═════ Entries supplied

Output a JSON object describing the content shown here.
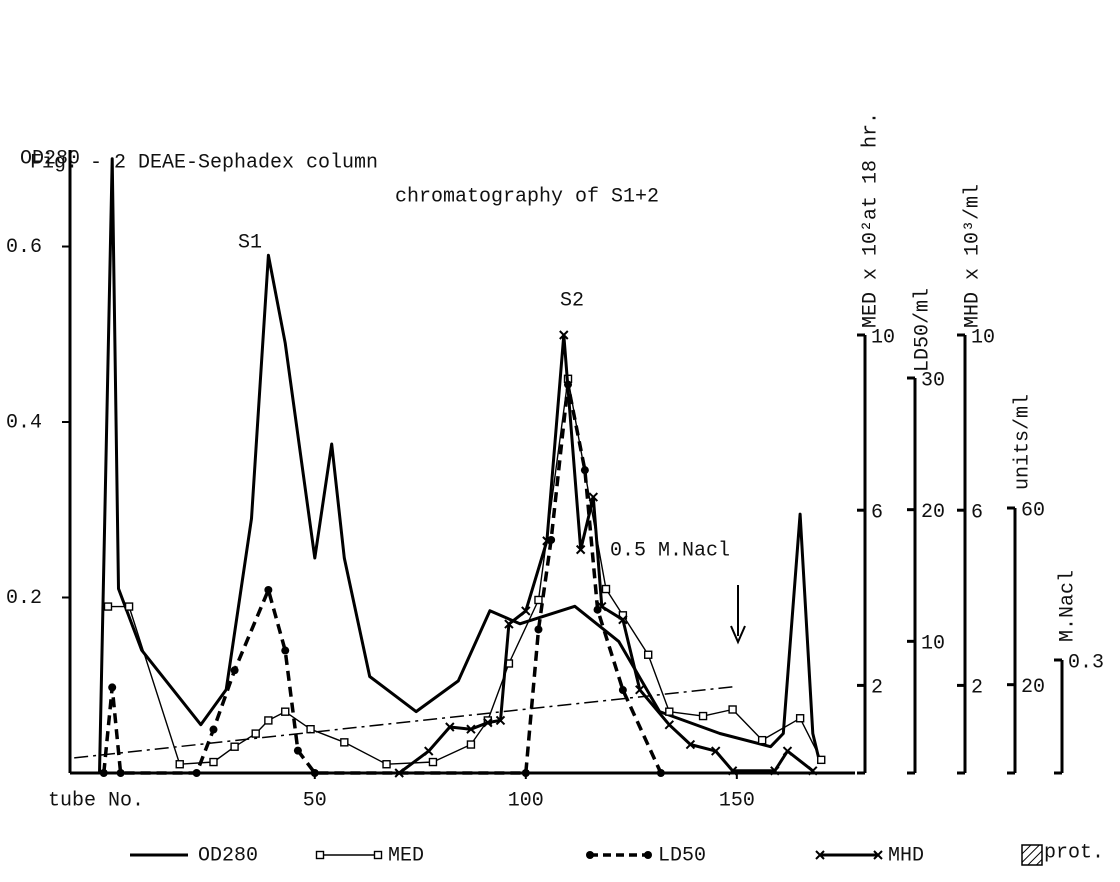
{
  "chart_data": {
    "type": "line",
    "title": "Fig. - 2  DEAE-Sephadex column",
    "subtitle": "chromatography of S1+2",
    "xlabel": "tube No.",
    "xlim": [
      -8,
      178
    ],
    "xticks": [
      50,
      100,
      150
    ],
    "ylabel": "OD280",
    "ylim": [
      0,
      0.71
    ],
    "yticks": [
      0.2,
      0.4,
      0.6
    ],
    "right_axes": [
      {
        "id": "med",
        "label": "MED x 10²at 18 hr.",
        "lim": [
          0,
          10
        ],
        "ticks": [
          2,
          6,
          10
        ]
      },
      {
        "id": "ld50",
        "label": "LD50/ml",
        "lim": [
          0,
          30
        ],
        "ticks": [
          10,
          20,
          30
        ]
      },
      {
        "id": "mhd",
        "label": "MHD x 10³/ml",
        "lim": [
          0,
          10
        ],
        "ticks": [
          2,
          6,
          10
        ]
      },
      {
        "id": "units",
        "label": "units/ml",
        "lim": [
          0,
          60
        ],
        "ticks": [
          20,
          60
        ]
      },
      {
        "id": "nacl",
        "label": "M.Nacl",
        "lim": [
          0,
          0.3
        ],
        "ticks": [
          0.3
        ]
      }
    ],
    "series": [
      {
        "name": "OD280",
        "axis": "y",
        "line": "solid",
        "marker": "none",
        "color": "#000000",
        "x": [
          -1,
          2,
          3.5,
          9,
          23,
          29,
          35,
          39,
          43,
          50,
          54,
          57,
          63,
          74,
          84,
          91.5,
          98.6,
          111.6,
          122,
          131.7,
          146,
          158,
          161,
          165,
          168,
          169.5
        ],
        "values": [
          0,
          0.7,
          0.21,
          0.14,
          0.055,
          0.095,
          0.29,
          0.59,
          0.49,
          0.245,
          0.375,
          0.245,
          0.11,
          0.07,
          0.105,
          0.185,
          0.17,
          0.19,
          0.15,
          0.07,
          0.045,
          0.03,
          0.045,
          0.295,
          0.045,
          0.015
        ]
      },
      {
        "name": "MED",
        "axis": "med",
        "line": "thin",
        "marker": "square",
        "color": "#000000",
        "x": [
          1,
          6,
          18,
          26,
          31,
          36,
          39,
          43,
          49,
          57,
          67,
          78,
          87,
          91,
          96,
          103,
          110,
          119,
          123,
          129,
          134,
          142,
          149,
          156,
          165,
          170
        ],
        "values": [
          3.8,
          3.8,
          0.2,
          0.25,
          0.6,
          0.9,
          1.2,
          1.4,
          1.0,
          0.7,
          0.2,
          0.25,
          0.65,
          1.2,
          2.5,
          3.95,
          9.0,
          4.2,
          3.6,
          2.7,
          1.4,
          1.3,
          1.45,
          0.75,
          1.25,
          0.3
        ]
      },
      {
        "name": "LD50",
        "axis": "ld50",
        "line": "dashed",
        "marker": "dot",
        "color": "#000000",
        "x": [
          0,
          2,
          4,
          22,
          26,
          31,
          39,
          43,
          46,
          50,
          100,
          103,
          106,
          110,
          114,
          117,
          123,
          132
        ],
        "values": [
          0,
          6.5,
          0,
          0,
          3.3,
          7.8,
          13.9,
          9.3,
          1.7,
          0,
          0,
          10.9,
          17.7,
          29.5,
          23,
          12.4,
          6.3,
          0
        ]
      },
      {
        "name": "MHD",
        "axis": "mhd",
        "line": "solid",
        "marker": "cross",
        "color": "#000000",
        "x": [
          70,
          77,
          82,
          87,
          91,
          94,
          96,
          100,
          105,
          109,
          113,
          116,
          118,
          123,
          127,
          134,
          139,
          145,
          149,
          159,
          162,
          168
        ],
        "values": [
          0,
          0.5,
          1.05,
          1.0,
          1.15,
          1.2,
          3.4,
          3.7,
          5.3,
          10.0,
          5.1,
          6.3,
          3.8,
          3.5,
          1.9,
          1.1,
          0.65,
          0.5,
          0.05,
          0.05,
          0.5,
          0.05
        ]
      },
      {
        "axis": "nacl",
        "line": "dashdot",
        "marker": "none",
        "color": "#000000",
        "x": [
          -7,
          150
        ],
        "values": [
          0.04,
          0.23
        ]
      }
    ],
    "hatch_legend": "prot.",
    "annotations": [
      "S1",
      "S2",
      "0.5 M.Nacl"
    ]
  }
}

══════════
═════ Entries supplied

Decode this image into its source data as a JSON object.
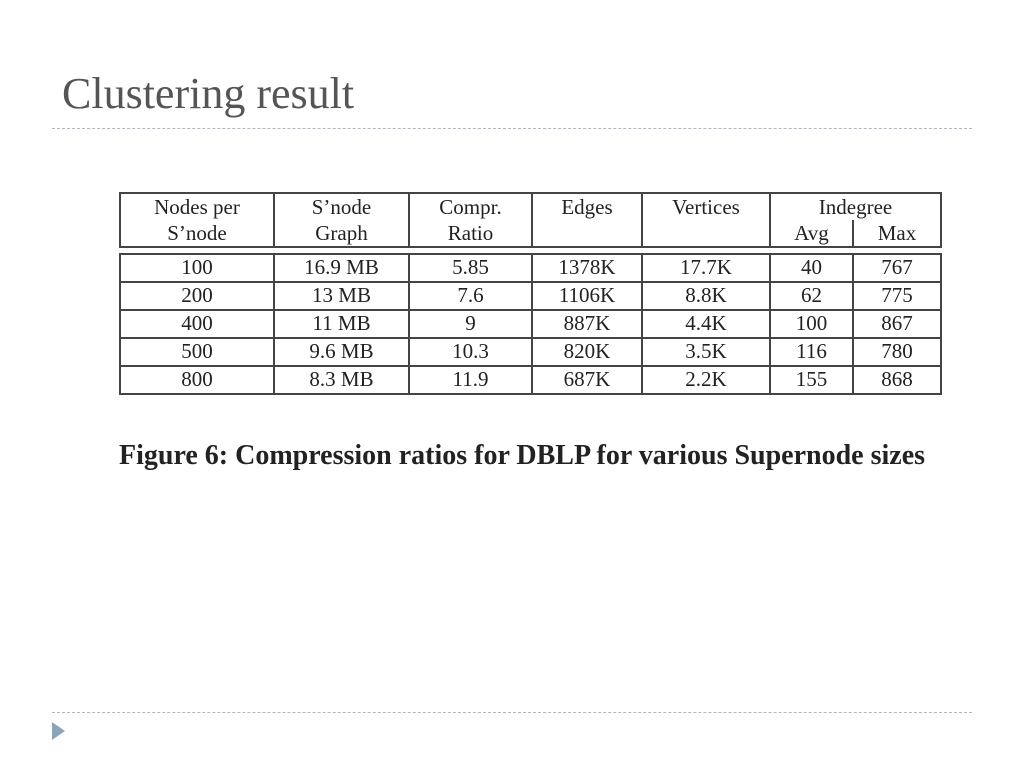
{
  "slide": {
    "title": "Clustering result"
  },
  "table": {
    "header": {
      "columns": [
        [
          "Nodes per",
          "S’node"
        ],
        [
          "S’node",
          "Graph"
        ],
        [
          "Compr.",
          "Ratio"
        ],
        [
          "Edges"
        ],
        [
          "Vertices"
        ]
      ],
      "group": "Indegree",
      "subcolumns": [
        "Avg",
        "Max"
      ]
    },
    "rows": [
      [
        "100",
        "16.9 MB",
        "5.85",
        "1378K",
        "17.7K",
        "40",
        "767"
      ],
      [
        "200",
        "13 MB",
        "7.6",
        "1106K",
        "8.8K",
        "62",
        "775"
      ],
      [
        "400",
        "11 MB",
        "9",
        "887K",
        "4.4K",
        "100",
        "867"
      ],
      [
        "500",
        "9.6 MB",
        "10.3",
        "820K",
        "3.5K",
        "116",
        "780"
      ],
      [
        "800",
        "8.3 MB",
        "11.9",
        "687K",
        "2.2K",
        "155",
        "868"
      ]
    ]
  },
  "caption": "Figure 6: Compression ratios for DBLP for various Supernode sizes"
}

══════════

Above are the records. Identify each line that contains the word "object".

**Correct result**
Output a JSON object describing the content shown here.
Decode this image into its source data as a JSON object.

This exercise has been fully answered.